▶ [To do]: Will you quote all of the entries, word for word?

▶ [A block of data]:
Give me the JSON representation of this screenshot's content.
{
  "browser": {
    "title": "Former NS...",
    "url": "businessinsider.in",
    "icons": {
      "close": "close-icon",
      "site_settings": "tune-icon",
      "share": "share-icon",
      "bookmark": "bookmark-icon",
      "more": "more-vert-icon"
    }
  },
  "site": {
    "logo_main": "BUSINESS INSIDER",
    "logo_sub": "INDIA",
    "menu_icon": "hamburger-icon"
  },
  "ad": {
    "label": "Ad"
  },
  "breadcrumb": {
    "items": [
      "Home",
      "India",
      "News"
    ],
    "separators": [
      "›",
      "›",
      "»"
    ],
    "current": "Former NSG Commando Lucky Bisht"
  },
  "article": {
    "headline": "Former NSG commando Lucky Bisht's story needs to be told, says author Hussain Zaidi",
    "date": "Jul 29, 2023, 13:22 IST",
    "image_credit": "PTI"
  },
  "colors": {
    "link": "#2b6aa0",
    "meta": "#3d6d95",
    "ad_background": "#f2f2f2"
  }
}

▶ [Task result]:
Give me the JSON representation of this screenshot's content.
{
  "browser": {
    "title": "Former NS...",
    "url": "businessinsider.in",
    "icons": {
      "close": "close-icon",
      "site_settings": "tune-icon",
      "share": "share-icon",
      "bookmark": "bookmark-icon",
      "more": "more-vert-icon"
    }
  },
  "site": {
    "logo_main": "BUSINESS INSIDER",
    "logo_sub": "INDIA",
    "menu_icon": "hamburger-icon"
  },
  "ad": {
    "label": "Ad"
  },
  "breadcrumb": {
    "items": [
      "Home",
      "India",
      "News"
    ],
    "separators": [
      "›",
      "›",
      "»"
    ],
    "current": "Former NSG Commando Lucky Bisht"
  },
  "article": {
    "headline": "Former NSG commando Lucky Bisht's story needs to be told, says author Hussain Zaidi",
    "date": "Jul 29, 2023, 13:22 IST",
    "image_credit": "PTI"
  },
  "colors": {
    "link": "#2b6aa0",
    "meta": "#3d6d95",
    "ad_background": "#f2f2f2"
  }
}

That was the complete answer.